OBJECTIVE: Transcribe the whole listing below without changing a word, but leave out every image.

※

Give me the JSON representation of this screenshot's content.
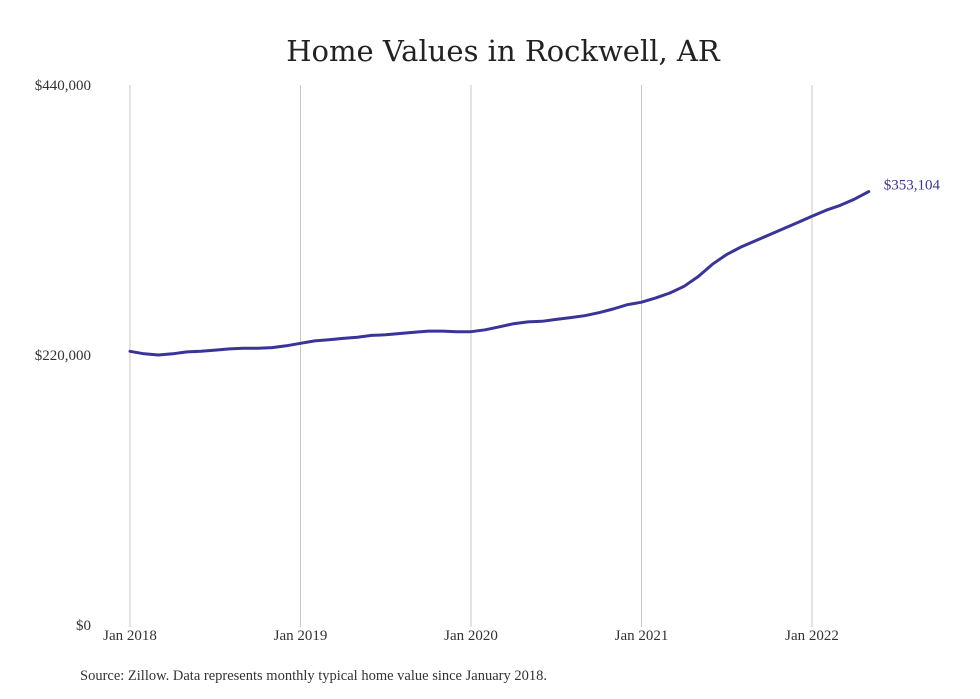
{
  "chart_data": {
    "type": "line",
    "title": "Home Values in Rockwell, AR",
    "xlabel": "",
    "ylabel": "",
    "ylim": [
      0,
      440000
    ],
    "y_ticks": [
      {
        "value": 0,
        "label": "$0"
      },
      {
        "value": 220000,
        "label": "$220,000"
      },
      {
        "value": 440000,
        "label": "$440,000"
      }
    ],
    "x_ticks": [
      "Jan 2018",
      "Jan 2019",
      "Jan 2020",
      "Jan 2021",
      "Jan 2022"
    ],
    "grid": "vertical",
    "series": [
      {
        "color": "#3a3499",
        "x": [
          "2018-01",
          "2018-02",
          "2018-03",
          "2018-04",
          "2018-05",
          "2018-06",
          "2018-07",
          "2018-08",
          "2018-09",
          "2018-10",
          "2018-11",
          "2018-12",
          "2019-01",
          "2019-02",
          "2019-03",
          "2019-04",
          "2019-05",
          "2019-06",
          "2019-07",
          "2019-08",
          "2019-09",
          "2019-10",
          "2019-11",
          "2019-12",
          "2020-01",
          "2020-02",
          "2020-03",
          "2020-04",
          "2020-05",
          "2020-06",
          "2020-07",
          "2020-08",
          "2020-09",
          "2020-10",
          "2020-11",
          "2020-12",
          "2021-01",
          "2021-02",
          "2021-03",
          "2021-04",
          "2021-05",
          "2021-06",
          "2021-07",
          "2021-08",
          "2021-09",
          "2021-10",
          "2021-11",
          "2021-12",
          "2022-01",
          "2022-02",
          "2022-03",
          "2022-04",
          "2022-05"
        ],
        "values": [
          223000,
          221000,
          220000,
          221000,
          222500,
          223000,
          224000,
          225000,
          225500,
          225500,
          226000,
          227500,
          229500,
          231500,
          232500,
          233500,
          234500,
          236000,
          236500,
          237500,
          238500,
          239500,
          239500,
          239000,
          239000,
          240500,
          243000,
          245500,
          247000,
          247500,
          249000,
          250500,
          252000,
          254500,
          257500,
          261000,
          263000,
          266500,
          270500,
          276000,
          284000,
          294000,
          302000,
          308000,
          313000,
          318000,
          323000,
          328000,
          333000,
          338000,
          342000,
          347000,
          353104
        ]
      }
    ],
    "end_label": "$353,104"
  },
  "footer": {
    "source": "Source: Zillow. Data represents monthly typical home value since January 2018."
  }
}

※

RESULT OF THE EXERCISE:
Give me the JSON representation of this screenshot's content.
{
  "chart_data": {
    "type": "line",
    "title": "Home Values in Rockwell, AR",
    "xlabel": "",
    "ylabel": "",
    "ylim": [
      0,
      440000
    ],
    "y_ticks": [
      {
        "value": 0,
        "label": "$0"
      },
      {
        "value": 220000,
        "label": "$220,000"
      },
      {
        "value": 440000,
        "label": "$440,000"
      }
    ],
    "x_ticks": [
      "Jan 2018",
      "Jan 2019",
      "Jan 2020",
      "Jan 2021",
      "Jan 2022"
    ],
    "grid": "vertical",
    "series": [
      {
        "color": "#3a3499",
        "x": [
          "2018-01",
          "2018-02",
          "2018-03",
          "2018-04",
          "2018-05",
          "2018-06",
          "2018-07",
          "2018-08",
          "2018-09",
          "2018-10",
          "2018-11",
          "2018-12",
          "2019-01",
          "2019-02",
          "2019-03",
          "2019-04",
          "2019-05",
          "2019-06",
          "2019-07",
          "2019-08",
          "2019-09",
          "2019-10",
          "2019-11",
          "2019-12",
          "2020-01",
          "2020-02",
          "2020-03",
          "2020-04",
          "2020-05",
          "2020-06",
          "2020-07",
          "2020-08",
          "2020-09",
          "2020-10",
          "2020-11",
          "2020-12",
          "2021-01",
          "2021-02",
          "2021-03",
          "2021-04",
          "2021-05",
          "2021-06",
          "2021-07",
          "2021-08",
          "2021-09",
          "2021-10",
          "2021-11",
          "2021-12",
          "2022-01",
          "2022-02",
          "2022-03",
          "2022-04",
          "2022-05"
        ],
        "values": [
          223000,
          221000,
          220000,
          221000,
          222500,
          223000,
          224000,
          225000,
          225500,
          225500,
          226000,
          227500,
          229500,
          231500,
          232500,
          233500,
          234500,
          236000,
          236500,
          237500,
          238500,
          239500,
          239500,
          239000,
          239000,
          240500,
          243000,
          245500,
          247000,
          247500,
          249000,
          250500,
          252000,
          254500,
          257500,
          261000,
          263000,
          266500,
          270500,
          276000,
          284000,
          294000,
          302000,
          308000,
          313000,
          318000,
          323000,
          328000,
          333000,
          338000,
          342000,
          347000,
          353104
        ]
      }
    ],
    "end_label": "$353,104"
  },
  "footer": {
    "source": "Source: Zillow. Data represents monthly typical home value since January 2018."
  }
}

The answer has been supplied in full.